• SUPPLIED MATERIAL
* start *
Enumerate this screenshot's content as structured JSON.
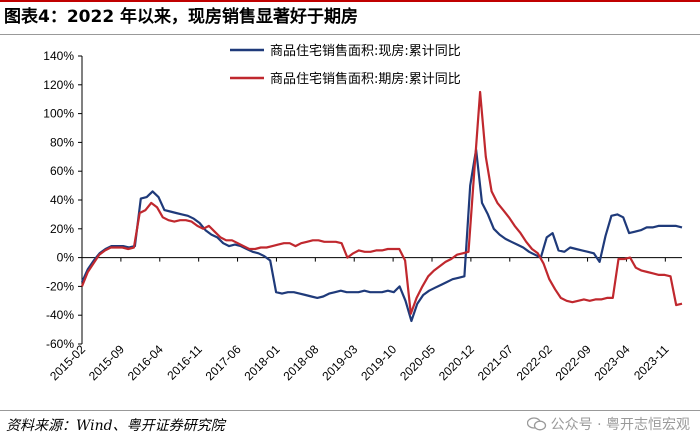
{
  "header": {
    "title": "图表4：2022 年以来，现房销售显著好于期房"
  },
  "footer": {
    "source": "资料来源：Wind、粤开证券研究院",
    "watermark": "公众号 · 粤开志恒宏观"
  },
  "chart_data": {
    "type": "line",
    "title": "图表4：2022 年以来，现房销售显著好于期房",
    "xlabel": "",
    "ylabel": "",
    "ylim": [
      -60,
      140
    ],
    "yticks": [
      -60,
      -40,
      -20,
      0,
      20,
      40,
      60,
      80,
      100,
      120,
      140
    ],
    "ytick_labels": [
      "-60%",
      "-40%",
      "-20%",
      "0%",
      "20%",
      "40%",
      "60%",
      "80%",
      "100%",
      "120%",
      "140%"
    ],
    "x_start": "2015-02",
    "x_end": "2024-02",
    "xtick_labels": [
      "2015-02",
      "2015-09",
      "2016-04",
      "2016-11",
      "2017-06",
      "2018-01",
      "2018-08",
      "2019-03",
      "2019-10",
      "2020-05",
      "2020-12",
      "2021-07",
      "2022-02",
      "2022-09",
      "2023-04",
      "2023-11"
    ],
    "legend": "top-center",
    "grid": false,
    "series": [
      {
        "name": "商品住宅销售面积:现房:累计同比",
        "color": "#1f3a7a",
        "values": [
          -17,
          -8,
          -2,
          3,
          6,
          8,
          8,
          8,
          7,
          8,
          41,
          42,
          46,
          42,
          33,
          32,
          31,
          30,
          29,
          27,
          24,
          19,
          16,
          14,
          10,
          8,
          9,
          8,
          6,
          4,
          3,
          1,
          -2,
          -24,
          -25,
          -24,
          -24,
          -25,
          -26,
          -27,
          -28,
          -27,
          -25,
          -24,
          -23,
          -24,
          -24,
          -24,
          -23,
          -24,
          -24,
          -24,
          -23,
          -24,
          -20,
          -30,
          -44,
          -32,
          -26,
          -23,
          -21,
          -19,
          -17,
          -15,
          -14,
          -13,
          50,
          75,
          38,
          30,
          20,
          16,
          13,
          11,
          9,
          7,
          4,
          2,
          0,
          14,
          17,
          5,
          4,
          7,
          6,
          5,
          4,
          3,
          -3,
          15,
          29,
          30,
          28,
          17,
          18,
          19,
          21,
          21,
          22,
          22,
          22,
          22,
          21
        ]
      },
      {
        "name": "商品住宅销售面积:期房:累计同比",
        "color": "#c0282e",
        "values": [
          -20,
          -10,
          -4,
          2,
          5,
          7,
          7,
          7,
          6,
          7,
          31,
          33,
          38,
          35,
          28,
          26,
          25,
          26,
          26,
          25,
          22,
          20,
          22,
          18,
          14,
          12,
          12,
          10,
          8,
          6,
          6,
          7,
          7,
          8,
          9,
          10,
          10,
          8,
          10,
          11,
          12,
          12,
          11,
          11,
          11,
          10,
          0,
          3,
          5,
          4,
          4,
          5,
          5,
          6,
          6,
          6,
          -2,
          -39,
          -28,
          -20,
          -13,
          -9,
          -6,
          -3,
          -1,
          2,
          3,
          4,
          60,
          115,
          70,
          46,
          38,
          33,
          28,
          22,
          17,
          11,
          6,
          3,
          -4,
          -15,
          -22,
          -28,
          -30,
          -31,
          -30,
          -29,
          -30,
          -29,
          -29,
          -28,
          -28,
          -1,
          -1,
          0,
          -7,
          -9,
          -10,
          -11,
          -12,
          -12,
          -13,
          -33,
          -32
        ]
      }
    ]
  }
}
* end *
• OBJECTIVE
Select the lines from the entries that include the word "title".

• ANSWER BELOW
    "title": "图表4：2022 年以来，现房销售显著好于期房"
    "title": "图表4：2022 年以来，现房销售显著好于期房",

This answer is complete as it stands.